Task statement ▸
In the records below, count every line containing "JSON". Reply with the number only.
# # #
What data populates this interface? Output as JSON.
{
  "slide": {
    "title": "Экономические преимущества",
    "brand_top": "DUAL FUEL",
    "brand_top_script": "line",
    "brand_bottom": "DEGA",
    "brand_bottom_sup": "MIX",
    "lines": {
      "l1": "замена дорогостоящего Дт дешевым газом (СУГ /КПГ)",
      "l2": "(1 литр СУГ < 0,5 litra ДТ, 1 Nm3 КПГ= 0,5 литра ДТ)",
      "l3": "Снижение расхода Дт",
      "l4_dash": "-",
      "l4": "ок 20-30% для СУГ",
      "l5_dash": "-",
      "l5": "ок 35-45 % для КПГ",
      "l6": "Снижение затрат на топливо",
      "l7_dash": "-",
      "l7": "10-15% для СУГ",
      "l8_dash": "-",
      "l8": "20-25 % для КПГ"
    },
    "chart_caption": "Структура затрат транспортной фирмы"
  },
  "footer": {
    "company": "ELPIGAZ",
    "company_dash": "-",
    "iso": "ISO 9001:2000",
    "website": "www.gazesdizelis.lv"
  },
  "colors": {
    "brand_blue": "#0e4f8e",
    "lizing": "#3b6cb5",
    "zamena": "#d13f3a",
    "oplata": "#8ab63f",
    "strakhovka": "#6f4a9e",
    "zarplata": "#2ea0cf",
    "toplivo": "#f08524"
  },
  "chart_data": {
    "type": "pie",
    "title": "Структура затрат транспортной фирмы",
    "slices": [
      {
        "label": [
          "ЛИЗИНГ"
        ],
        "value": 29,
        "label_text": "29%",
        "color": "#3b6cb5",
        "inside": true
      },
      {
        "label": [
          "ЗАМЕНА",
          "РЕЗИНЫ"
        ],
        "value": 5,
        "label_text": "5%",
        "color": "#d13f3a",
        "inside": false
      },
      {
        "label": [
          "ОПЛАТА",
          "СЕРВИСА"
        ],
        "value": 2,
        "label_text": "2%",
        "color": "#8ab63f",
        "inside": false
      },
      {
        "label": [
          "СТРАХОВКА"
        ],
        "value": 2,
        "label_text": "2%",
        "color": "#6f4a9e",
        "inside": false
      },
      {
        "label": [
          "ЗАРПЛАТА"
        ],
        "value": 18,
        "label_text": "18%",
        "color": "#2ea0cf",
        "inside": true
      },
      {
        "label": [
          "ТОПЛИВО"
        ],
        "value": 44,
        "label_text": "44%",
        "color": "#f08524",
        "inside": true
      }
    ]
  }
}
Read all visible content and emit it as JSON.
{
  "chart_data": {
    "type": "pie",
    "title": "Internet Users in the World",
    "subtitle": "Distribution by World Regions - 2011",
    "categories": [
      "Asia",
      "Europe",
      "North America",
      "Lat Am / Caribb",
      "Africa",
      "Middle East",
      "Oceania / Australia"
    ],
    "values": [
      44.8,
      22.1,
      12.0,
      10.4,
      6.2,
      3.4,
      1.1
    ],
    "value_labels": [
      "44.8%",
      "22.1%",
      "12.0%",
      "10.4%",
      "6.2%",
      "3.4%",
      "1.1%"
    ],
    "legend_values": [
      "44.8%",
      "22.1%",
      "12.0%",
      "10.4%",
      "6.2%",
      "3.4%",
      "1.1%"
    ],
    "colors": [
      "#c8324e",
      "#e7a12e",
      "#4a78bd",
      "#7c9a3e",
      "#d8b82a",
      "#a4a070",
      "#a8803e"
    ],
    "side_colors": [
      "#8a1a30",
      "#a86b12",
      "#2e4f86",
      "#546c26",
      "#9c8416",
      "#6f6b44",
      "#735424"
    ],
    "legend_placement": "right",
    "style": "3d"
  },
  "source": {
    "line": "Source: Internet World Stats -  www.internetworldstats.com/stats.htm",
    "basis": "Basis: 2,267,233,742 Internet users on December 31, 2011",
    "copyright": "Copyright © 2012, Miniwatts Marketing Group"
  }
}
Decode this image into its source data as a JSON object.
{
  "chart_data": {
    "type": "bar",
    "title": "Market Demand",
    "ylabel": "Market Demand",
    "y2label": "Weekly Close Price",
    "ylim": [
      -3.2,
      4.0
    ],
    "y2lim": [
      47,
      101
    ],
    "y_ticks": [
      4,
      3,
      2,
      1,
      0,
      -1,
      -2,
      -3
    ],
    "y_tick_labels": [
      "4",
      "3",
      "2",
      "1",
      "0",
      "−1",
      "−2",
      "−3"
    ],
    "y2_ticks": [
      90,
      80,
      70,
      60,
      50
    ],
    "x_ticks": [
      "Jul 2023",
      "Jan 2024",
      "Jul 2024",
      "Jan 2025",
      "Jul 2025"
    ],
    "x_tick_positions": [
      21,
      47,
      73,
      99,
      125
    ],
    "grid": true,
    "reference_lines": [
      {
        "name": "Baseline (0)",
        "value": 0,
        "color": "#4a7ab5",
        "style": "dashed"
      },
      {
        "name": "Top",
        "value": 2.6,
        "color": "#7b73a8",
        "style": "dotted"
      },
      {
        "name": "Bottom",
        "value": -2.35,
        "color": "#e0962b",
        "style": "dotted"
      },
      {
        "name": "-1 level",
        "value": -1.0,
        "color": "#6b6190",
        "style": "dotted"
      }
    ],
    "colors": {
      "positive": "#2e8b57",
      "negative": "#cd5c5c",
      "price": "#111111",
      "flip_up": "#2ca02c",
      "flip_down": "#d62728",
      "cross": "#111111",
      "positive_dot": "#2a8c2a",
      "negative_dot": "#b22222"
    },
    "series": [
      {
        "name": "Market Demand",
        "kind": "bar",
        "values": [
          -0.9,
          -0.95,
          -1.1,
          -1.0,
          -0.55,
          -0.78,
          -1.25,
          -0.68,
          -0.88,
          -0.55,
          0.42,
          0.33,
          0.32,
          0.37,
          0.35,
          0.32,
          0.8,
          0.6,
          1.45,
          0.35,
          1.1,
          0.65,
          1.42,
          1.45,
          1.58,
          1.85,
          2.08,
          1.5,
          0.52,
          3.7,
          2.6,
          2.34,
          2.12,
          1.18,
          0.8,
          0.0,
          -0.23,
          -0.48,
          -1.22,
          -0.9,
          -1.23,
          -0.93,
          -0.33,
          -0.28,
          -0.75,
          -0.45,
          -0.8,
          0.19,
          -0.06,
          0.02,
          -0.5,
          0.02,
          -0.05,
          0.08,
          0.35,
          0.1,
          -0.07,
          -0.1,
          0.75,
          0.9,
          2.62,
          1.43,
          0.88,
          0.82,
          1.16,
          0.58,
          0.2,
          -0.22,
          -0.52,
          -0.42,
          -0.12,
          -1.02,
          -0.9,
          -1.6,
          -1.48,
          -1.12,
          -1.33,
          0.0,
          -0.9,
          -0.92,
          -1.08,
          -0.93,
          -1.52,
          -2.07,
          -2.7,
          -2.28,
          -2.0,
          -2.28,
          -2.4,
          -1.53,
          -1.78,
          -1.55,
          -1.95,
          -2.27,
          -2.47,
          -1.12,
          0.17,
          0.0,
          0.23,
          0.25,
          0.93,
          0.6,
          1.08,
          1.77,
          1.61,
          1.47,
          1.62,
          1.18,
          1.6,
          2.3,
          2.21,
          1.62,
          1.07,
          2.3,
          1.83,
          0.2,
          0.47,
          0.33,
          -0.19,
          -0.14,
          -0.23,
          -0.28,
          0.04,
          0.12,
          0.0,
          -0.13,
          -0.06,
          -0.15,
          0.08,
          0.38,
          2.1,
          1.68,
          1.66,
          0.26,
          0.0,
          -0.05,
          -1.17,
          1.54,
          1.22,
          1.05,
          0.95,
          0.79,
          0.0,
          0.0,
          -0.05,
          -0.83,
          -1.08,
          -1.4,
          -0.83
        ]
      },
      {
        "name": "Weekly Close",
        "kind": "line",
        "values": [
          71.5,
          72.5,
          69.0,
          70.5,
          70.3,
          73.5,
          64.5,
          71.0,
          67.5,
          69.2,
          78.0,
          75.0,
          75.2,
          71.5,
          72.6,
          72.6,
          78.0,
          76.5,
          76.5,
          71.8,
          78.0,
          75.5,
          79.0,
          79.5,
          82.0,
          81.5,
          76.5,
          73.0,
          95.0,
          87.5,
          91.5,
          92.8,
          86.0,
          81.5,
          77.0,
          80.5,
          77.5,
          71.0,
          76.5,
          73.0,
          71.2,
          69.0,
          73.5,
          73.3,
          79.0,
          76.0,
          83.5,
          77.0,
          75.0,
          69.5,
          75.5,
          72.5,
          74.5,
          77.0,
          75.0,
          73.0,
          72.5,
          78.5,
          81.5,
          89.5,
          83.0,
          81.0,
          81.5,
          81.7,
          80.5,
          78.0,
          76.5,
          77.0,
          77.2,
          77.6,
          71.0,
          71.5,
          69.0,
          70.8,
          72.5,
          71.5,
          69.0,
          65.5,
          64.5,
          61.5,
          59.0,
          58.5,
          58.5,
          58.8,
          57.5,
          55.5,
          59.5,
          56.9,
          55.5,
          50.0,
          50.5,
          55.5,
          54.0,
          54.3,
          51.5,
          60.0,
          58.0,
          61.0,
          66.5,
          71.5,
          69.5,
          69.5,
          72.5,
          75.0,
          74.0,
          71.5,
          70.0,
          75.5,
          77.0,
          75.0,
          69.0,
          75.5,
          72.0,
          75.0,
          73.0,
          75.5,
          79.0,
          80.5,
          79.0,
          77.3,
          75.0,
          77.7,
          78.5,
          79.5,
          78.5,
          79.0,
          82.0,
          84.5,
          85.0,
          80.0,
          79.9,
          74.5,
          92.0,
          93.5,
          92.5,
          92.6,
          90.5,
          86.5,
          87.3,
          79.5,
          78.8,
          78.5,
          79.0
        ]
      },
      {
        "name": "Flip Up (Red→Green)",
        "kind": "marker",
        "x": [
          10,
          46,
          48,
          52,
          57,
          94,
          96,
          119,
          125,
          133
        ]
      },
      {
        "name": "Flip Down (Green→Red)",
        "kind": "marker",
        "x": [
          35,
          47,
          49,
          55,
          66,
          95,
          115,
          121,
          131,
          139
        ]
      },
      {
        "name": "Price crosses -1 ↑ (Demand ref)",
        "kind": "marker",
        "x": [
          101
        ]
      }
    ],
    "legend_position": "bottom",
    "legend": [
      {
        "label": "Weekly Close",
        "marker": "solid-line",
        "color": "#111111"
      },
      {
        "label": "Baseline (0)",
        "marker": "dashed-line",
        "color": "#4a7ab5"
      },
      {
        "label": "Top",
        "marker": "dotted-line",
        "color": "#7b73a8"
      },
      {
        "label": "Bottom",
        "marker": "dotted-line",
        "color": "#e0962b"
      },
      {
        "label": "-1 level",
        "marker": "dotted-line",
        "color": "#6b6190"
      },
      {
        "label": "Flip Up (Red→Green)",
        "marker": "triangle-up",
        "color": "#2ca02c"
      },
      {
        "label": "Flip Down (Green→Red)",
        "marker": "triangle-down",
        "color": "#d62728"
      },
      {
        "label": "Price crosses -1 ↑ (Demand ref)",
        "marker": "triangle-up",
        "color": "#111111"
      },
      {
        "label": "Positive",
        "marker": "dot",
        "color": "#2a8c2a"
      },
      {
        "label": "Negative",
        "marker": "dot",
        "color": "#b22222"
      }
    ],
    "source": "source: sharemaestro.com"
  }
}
# # #
Reply ▸
3